§ **Aim of the exercise**
Pick out all lines with the word "quale" from the records that follow.

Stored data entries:
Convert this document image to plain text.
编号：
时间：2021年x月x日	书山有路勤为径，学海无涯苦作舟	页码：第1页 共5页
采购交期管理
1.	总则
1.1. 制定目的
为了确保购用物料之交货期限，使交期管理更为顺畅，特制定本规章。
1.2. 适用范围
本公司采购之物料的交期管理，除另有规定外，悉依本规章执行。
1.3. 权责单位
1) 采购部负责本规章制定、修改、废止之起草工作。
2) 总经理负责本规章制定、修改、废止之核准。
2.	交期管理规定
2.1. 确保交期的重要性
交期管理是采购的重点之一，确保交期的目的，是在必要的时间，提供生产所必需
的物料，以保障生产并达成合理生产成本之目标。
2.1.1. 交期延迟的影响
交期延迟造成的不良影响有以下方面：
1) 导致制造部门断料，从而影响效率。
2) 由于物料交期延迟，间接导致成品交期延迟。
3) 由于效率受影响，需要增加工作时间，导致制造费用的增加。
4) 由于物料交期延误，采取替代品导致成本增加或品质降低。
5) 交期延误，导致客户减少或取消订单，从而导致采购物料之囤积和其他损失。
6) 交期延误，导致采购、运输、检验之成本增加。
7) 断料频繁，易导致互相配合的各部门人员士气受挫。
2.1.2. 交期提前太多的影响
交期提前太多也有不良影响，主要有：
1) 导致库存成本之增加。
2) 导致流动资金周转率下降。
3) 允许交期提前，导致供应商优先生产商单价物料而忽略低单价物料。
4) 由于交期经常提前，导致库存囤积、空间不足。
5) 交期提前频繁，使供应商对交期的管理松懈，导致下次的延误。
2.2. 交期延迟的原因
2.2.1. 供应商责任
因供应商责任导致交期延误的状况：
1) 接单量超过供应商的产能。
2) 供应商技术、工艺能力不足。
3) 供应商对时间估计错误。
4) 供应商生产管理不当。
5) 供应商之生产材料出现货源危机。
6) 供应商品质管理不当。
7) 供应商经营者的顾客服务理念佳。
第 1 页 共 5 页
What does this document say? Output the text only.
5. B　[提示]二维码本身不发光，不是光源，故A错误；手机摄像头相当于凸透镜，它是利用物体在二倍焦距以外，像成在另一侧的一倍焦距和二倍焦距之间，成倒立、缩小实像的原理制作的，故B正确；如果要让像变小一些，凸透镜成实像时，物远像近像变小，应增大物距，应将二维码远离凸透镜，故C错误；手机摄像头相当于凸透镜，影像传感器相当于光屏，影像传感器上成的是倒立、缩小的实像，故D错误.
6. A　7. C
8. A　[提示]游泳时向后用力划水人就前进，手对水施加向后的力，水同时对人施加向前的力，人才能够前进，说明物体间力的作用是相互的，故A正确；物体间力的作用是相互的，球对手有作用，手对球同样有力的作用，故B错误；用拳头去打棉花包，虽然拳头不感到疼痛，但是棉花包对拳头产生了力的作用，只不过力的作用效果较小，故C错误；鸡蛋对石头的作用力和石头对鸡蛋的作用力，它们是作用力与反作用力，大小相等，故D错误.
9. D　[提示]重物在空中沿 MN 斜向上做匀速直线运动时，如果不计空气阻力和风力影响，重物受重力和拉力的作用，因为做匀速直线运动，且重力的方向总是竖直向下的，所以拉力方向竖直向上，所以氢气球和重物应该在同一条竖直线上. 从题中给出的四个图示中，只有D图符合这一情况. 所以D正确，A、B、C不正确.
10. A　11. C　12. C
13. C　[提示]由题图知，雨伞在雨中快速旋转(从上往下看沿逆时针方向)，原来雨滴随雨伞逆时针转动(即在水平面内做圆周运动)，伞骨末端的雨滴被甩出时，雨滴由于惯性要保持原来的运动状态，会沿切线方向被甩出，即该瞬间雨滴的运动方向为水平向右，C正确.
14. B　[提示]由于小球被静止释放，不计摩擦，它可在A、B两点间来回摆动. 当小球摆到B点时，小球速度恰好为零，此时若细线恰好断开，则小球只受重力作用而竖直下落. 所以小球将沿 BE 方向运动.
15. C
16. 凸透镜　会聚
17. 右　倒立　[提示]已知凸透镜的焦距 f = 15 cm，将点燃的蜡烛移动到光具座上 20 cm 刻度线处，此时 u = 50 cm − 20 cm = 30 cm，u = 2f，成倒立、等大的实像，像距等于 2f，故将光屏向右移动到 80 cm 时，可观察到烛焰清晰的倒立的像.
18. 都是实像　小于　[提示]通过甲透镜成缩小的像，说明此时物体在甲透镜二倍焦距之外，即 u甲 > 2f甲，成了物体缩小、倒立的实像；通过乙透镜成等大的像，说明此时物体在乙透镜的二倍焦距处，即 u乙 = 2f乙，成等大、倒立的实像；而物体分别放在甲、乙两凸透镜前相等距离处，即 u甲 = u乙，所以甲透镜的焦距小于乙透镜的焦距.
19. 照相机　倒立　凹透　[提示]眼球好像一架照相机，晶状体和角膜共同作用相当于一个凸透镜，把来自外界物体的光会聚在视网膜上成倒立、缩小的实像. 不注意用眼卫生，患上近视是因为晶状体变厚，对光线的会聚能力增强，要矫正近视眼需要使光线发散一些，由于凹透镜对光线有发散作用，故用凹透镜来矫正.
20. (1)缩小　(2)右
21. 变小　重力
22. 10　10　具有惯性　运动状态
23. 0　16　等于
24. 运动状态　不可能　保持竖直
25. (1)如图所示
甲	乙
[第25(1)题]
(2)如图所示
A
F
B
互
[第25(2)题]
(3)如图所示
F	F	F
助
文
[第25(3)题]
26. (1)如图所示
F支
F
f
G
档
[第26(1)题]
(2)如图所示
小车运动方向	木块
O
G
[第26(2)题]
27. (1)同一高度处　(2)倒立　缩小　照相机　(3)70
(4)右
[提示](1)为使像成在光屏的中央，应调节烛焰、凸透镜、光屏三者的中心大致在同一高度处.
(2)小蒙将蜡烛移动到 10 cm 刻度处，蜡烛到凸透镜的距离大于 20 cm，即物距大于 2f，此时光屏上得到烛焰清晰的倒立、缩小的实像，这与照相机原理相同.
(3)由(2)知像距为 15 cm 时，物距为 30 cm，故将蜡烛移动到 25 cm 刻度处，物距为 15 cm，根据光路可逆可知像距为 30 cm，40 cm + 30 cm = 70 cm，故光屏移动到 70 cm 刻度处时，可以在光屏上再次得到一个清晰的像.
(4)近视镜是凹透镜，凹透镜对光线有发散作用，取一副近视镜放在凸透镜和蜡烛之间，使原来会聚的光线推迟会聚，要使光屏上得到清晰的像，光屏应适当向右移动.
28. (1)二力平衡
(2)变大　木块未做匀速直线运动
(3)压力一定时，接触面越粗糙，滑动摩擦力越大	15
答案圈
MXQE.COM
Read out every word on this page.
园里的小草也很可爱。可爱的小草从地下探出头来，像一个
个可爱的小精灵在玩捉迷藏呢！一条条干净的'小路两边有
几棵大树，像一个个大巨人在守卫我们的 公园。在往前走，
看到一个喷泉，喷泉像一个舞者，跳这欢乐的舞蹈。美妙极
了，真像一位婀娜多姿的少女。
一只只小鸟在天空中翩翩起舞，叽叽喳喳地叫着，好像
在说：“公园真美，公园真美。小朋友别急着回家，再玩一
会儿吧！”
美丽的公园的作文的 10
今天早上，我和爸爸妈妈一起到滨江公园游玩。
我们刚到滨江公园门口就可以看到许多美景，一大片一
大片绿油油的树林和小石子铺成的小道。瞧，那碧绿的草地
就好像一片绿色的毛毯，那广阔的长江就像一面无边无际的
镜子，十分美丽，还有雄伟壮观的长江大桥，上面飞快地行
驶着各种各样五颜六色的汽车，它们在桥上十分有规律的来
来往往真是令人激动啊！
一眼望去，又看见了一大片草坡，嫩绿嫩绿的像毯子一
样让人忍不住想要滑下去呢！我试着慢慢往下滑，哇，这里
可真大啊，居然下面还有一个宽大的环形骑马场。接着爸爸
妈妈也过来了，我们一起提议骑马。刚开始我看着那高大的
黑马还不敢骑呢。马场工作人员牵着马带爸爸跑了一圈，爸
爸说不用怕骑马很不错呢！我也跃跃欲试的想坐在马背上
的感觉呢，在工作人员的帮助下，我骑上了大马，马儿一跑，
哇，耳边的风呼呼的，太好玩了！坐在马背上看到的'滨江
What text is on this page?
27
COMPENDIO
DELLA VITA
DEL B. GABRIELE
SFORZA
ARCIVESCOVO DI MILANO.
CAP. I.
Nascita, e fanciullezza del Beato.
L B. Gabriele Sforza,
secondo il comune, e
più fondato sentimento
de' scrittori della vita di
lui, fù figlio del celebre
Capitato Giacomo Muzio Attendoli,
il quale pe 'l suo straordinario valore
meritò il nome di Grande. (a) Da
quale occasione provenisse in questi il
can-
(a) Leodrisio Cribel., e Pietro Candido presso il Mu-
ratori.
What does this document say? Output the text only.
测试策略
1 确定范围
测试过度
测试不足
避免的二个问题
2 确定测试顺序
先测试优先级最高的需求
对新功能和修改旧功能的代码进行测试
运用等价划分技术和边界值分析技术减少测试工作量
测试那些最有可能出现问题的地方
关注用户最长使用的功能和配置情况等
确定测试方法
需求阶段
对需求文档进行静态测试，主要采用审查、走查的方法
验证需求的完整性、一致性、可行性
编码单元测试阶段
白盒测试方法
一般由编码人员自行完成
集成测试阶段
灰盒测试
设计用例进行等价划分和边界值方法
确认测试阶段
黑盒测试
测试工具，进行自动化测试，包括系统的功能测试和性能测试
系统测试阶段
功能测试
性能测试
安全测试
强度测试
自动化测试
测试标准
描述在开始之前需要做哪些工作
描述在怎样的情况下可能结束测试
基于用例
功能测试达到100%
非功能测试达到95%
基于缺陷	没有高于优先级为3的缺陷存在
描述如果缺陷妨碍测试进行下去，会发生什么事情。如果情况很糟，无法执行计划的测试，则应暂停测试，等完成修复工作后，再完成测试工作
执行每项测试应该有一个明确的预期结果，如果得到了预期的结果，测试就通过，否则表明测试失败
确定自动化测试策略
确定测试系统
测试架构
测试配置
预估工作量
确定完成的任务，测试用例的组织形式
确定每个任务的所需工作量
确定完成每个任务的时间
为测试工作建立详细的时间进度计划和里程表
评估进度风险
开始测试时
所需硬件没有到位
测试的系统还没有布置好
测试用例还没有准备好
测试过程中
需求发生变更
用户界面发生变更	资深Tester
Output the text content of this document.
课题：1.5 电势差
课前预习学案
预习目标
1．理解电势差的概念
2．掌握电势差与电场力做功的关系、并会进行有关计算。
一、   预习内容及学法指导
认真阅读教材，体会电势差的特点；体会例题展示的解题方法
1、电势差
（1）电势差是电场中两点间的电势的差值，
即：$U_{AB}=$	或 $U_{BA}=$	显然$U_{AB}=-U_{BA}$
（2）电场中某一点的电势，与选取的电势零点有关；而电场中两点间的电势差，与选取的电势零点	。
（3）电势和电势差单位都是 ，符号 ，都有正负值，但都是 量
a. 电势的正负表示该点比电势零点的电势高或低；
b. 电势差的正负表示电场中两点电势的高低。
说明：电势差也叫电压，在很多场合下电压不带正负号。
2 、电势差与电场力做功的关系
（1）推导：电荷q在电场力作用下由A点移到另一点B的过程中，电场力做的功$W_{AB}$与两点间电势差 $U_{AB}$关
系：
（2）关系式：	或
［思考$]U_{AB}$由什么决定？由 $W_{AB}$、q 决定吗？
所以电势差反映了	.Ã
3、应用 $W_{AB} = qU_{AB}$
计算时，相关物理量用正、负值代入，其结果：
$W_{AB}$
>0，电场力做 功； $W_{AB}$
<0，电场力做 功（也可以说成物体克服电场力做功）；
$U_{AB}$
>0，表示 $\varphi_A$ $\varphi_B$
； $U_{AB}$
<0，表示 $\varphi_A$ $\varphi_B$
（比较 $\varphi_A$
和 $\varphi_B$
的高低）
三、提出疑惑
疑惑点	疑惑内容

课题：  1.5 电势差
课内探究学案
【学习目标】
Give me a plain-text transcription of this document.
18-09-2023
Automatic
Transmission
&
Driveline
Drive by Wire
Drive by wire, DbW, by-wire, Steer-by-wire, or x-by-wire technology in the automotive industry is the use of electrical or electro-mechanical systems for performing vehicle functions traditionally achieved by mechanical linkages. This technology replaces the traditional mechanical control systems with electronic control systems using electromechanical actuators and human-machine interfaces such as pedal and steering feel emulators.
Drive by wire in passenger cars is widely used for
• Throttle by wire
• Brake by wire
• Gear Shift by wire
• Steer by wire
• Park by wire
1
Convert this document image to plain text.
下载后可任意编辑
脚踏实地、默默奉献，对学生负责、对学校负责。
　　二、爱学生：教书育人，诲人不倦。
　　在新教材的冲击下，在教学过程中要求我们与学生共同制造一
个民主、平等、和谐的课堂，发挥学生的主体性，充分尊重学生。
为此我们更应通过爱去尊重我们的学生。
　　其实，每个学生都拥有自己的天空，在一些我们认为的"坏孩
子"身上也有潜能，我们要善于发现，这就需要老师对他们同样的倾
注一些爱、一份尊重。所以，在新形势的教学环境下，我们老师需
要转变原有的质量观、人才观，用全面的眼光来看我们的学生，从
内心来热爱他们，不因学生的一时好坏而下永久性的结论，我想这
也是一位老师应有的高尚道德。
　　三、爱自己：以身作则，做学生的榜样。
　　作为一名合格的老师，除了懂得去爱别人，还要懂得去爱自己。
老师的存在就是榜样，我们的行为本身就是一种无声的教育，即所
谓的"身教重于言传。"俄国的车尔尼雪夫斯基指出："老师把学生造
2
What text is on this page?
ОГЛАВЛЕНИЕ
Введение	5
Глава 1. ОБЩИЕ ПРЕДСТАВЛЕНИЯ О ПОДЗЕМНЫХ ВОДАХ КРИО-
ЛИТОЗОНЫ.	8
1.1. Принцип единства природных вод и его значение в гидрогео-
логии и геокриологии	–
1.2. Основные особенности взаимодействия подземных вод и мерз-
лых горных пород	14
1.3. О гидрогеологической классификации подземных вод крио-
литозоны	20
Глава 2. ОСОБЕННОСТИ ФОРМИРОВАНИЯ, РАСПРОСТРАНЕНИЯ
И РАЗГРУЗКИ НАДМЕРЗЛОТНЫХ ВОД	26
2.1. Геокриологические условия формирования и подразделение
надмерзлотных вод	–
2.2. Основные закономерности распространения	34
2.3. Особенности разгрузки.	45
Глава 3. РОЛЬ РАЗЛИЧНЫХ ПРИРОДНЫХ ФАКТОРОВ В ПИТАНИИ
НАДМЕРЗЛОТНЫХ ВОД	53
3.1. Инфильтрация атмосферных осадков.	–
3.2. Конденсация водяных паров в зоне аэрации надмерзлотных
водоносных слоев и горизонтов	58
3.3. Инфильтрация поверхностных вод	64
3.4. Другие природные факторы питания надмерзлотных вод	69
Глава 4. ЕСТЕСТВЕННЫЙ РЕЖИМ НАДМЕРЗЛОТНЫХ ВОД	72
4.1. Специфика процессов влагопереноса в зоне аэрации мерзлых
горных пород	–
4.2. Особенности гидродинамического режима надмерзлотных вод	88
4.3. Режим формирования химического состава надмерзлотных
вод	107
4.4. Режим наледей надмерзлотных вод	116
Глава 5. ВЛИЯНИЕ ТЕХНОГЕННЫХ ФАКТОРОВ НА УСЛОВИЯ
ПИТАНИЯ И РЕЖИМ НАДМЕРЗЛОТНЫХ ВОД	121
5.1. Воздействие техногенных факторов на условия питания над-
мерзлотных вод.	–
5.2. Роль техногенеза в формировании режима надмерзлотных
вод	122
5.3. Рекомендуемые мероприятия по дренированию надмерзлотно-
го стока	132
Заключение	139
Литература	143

§ **Answer**
il quale pe 'l suo straordinario valore
quale occasione provenisse in questi il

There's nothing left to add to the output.